# Excerpted data
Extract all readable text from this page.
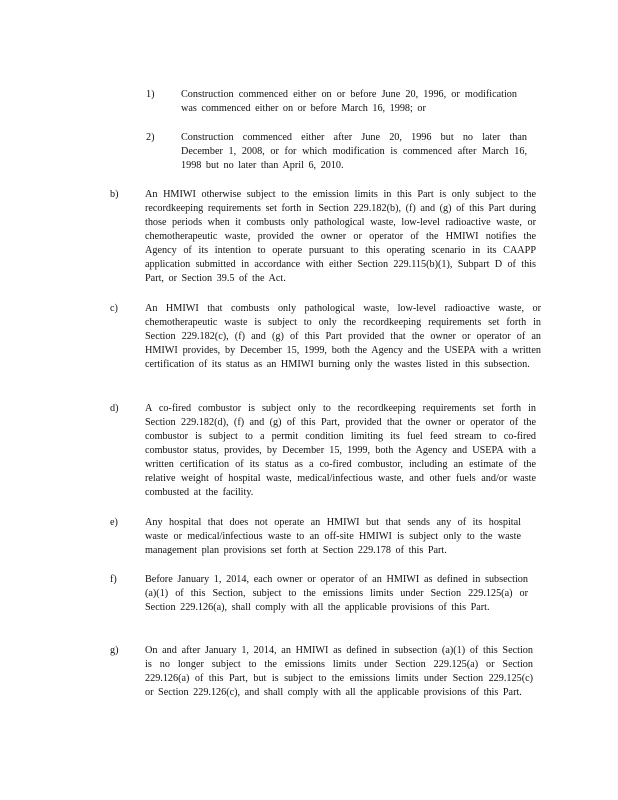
1)	Construction commenced either on or before June 20, 1996, or modification was commenced either on or before March 16, 1998; or

2)	Construction commenced either after June 20, 1996 but no later than December 1, 2008, or for which modification is commenced after March 16, 1998 but no later than April 6, 2010.

b)	An HMIWI otherwise subject to the emission limits in this Part is only subject to the recordkeeping requirements set forth in Section 229.182(b), (f) and (g) of this Part during those periods when it combusts only pathological waste, low-level radioactive waste, or chemotherapeutic waste, provided the owner or operator of the HMIWI notifies the Agency of its intention to operate pursuant to this operating scenario in its CAAPP application submitted in accordance with either Section 229.115(b)(1), Subpart D of this Part, or Section 39.5 of the Act.

c)	An HMIWI that combusts only pathological waste, low-level radioactive waste, or chemotherapeutic waste is subject to only the recordkeeping requirements set forth in Section 229.182(c), (f) and (g) of this Part provided that the owner or operator of an HMIWI provides, by December 15, 1999, both the Agency and the USEPA with a written certification of its status as an HMIWI burning only the wastes listed in this subsection.

d)	A co-fired combustor is subject only to the recordkeeping requirements set forth in Section 229.182(d), (f) and (g) of this Part, provided that the owner or operator of the combustor is subject to a permit condition limiting its fuel feed stream to co-fired combustor status, provides, by December 15, 1999, both the Agency and USEPA with a written certification of its status as a co-fired combustor, including an estimate of the relative weight of hospital waste, medical/infectious waste, and other fuels and/or waste combusted at the facility.

e)	Any hospital that does not operate an HMIWI but that sends any of its hospital waste or medical/infectious waste to an off-site HMIWI is subject only to the waste management plan provisions set forth at Section 229.178 of this Part.

f)	Before January 1, 2014, each owner or operator of an HMIWI as defined in subsection (a)(1) of this Section, subject to the emissions limits under Section 229.125(a) or Section 229.126(a), shall comply with all the applicable provisions of this Part.

g)	On and after January 1, 2014, an HMIWI as defined in subsection (a)(1) of this Section is no longer subject to the emissions limits under Section 229.125(a) or Section 229.126(a) of this Part, but is subject to the emissions limits under Section 229.125(c) or Section 229.126(c), and shall comply with all the applicable provisions of this Part.
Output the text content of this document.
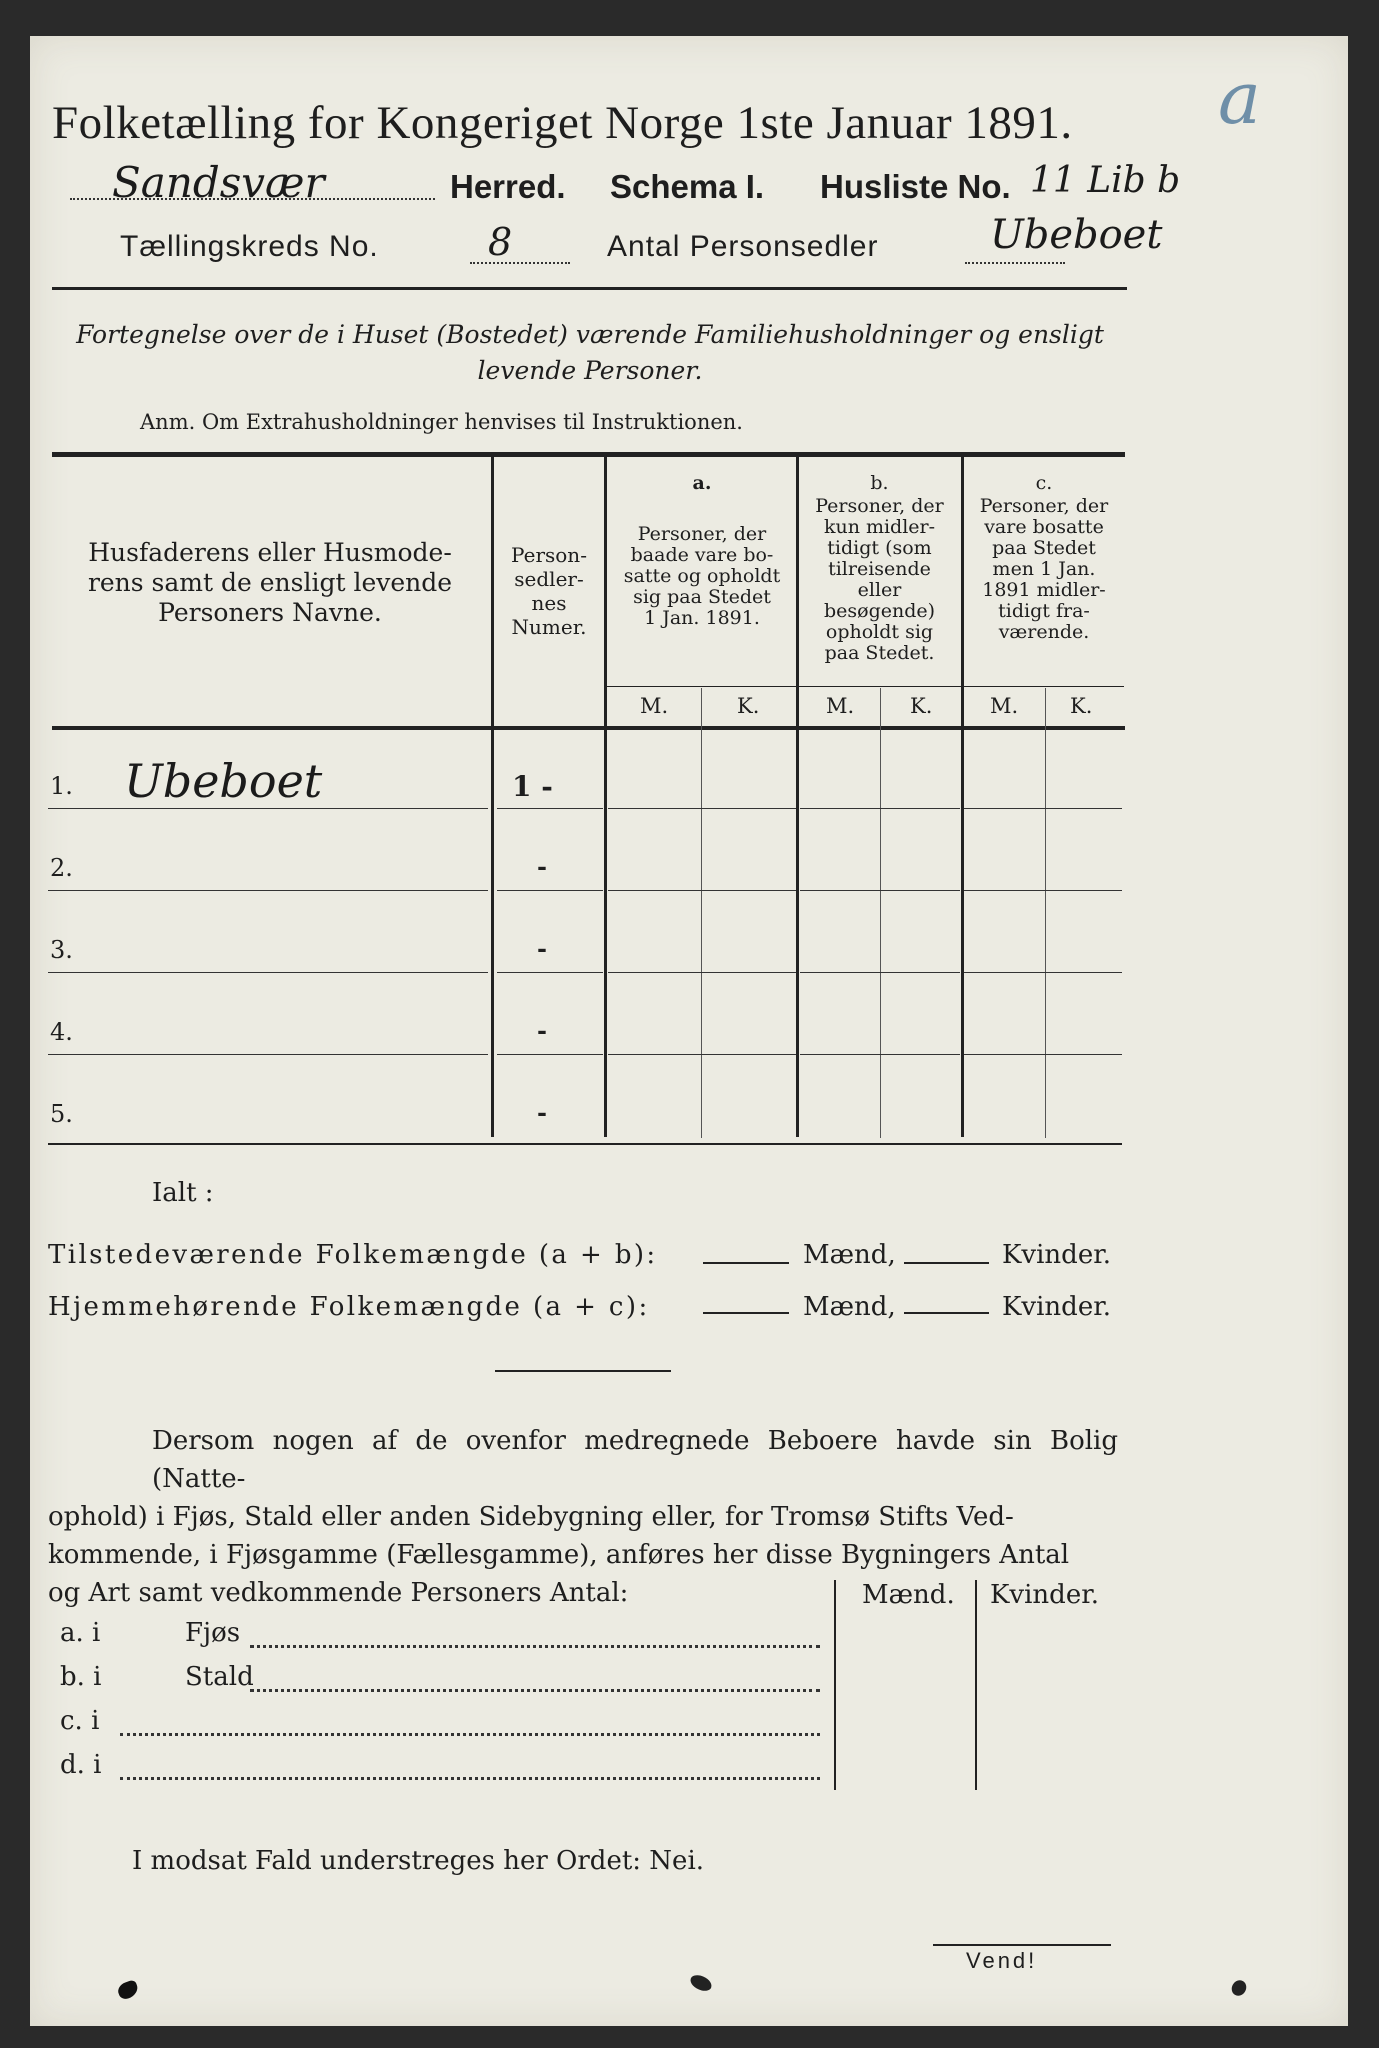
a
Folketælling for Kongeriget Norge 1ste Januar 1891.
Sandsvær	Herred. Schema I. Husliste No. 11 Lib b
Tællingskreds No.	8	Antal Personsedler	Ubeboet
Fortegnelse over de i Huset (Bostedet) værende Familiehusholdninger og ensligt
levende Personer.
Anm. Om Extrahusholdninger henvises til Instruktionen.
Husfaderens eller Husmode-
rens samt de ensligt levende
Personers Navne.
Person-
sedler-
nes
Numer.
a.
Personer, der
baade vare bo-
satte og opholdt
sig paa Stedet
1 Jan. 1891.
b.
Personer, der
kun midler-
tidigt (som
tilreisende
eller
besøgende)
opholdt sig
paa Stedet.
c.
Personer, der
vare bosatte
paa Stedet
men 1 Jan.
1891 midler-
tidigt fra-
værende.
M.	K.	M.	K.	M. K.
1. Ubeboet	1 -
2.	-
3.	-
4.	-
5.	-
Ialt :
Tilstedeværende Folkemængde (a + b):	Mænd,	Kvinder.
Hjemmehørende Folkemængde (a + c):	Mænd,	Kvinder.
Dersom nogen af de ovenfor medregnede Beboere havde sin Bolig (Natte-
ophold) i Fjøs, Stald eller anden Sidebygning eller, for Tromsø Stifts Ved-
kommende, i Fjøsgamme (Fællesgamme), anføres her disse Bygningers Antal
og Art samt vedkommende Personers Antal:	Mænd. Kvinder.
a. i	Fjøs
b. i	Stald
c. i
d. i
I modsat Fald understreges her Ordet: Nei.
Vend!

# What the task asks
Find every line in the records that contains the word "applicable"; copy those lines.

# Exercise result
f)	Before January 1, 2014, each owner or operator of an HMIWI as defined in subsection (a)(1) of this Section, subject to the emissions limits under Section 229.125(a) or Section 229.126(a), shall comply with all the applicable provisions of this Part.
g)	On and after January 1, 2014, an HMIWI as defined in subsection (a)(1) of this Section is no longer subject to the emissions limits under Section 229.125(a) or Section 229.126(a) of this Part, but is subject to the emissions limits under Section 229.125(c) or Section 229.126(c), and shall comply with all the applicable provisions of this Part.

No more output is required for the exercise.